* REQUEST *
Compile every line that includes the word "grid".

* RECORDED DATA *
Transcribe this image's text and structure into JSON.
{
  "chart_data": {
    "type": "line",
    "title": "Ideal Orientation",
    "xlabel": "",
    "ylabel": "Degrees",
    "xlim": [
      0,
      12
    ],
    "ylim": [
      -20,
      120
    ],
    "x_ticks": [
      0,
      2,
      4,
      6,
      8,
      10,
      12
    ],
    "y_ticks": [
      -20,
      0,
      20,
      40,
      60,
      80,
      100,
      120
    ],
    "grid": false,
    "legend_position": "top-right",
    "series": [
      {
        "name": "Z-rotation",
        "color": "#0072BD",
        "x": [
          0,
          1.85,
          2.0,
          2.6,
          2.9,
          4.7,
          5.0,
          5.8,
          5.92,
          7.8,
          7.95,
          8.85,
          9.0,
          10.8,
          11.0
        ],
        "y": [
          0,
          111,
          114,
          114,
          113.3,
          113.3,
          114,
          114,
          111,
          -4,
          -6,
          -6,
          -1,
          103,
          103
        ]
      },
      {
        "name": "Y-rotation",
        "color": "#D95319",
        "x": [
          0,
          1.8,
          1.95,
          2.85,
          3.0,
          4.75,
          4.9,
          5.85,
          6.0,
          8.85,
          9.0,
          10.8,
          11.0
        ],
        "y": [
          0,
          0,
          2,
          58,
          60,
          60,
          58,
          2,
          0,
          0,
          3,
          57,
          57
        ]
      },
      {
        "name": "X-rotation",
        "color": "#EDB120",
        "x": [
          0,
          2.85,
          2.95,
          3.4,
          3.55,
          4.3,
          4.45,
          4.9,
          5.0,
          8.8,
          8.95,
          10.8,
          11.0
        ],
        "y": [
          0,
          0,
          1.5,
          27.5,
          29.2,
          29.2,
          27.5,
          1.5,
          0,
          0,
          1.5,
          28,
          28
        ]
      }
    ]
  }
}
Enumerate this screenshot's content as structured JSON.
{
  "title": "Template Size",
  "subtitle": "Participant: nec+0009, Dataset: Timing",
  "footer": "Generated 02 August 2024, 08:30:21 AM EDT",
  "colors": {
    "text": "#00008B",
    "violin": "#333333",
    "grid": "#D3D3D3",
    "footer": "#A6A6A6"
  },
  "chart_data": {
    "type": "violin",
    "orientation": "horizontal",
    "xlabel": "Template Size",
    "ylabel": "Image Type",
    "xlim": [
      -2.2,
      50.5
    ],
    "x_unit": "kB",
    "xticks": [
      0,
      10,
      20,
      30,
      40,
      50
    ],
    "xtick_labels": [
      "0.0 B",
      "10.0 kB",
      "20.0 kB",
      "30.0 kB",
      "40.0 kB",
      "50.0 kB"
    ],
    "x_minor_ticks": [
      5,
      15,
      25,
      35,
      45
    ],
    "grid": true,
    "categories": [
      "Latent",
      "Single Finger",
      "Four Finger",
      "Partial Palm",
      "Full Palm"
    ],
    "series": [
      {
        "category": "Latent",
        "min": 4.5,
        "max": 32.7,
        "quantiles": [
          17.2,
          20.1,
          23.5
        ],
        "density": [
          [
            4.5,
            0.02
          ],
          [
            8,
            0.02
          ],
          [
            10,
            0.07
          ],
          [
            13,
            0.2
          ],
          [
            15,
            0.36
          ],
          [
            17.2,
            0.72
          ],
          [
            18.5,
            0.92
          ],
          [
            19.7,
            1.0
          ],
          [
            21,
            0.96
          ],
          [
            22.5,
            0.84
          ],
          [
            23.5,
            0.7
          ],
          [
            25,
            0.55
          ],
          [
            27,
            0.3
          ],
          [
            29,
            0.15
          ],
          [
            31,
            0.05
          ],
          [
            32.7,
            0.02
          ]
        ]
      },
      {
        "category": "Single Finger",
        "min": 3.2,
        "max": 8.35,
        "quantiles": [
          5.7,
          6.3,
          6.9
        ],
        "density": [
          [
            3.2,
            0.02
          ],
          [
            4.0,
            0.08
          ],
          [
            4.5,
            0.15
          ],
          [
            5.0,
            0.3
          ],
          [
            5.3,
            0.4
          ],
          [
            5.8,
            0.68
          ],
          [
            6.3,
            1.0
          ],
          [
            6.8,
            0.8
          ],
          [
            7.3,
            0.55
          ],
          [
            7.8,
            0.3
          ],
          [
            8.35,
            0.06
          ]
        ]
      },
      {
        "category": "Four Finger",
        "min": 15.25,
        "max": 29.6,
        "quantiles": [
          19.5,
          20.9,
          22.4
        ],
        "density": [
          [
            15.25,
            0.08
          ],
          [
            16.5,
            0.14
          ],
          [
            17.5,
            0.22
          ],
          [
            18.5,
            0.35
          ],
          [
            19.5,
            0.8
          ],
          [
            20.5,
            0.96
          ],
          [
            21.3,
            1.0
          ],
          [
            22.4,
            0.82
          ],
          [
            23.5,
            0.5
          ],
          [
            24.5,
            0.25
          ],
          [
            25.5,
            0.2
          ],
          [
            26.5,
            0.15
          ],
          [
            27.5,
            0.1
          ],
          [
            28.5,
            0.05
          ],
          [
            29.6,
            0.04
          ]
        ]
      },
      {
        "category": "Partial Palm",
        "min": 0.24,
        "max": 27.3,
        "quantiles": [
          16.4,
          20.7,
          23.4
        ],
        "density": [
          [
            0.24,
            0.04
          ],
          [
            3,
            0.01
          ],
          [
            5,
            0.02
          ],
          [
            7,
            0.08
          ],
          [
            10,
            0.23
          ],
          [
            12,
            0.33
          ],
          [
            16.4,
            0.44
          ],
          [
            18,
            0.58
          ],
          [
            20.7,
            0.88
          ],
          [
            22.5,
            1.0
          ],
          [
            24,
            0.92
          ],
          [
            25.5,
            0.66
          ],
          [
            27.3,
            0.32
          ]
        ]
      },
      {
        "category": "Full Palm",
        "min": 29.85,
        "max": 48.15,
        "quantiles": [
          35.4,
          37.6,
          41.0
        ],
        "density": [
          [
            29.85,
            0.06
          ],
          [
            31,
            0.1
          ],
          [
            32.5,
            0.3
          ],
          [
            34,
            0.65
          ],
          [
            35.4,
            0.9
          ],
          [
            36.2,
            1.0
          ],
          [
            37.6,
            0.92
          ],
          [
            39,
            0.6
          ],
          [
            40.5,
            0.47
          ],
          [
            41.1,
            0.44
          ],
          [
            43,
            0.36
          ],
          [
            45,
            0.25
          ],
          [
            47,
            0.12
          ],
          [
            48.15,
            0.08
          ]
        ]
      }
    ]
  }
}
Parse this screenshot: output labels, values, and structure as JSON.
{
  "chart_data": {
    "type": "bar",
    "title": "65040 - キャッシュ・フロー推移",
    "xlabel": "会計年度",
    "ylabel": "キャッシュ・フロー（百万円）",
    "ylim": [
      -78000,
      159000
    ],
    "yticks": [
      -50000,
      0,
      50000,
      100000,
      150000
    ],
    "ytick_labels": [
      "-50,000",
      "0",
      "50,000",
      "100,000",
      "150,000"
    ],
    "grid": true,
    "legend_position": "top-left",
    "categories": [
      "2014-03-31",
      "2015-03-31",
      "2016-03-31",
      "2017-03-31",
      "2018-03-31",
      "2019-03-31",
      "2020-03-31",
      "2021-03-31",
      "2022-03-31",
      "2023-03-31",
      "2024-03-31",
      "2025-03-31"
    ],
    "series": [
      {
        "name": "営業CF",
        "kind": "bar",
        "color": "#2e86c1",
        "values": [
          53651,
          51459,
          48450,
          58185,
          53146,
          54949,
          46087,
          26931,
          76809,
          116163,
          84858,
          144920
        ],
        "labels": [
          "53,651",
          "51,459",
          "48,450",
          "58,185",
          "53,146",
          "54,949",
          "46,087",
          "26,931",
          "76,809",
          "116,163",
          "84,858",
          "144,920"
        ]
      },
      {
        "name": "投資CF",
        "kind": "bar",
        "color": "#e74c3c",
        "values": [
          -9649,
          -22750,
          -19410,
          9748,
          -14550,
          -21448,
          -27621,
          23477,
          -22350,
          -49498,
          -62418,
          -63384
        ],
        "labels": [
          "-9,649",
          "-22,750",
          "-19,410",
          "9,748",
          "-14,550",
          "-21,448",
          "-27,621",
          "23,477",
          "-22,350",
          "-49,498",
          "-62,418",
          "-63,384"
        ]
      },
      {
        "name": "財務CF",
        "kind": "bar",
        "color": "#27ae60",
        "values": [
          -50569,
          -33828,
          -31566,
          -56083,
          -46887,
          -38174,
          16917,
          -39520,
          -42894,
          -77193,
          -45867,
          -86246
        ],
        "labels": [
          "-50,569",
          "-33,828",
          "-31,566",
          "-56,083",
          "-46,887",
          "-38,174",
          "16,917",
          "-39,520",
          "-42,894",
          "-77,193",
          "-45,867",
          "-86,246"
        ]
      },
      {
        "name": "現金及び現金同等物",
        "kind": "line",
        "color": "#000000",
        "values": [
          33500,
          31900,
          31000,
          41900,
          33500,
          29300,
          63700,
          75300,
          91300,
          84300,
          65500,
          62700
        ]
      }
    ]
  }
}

* RESULT FOR THIS TASK *
    "grid": false,
    "grid": "#D3D3D3",
    "grid": true,
    "grid": true,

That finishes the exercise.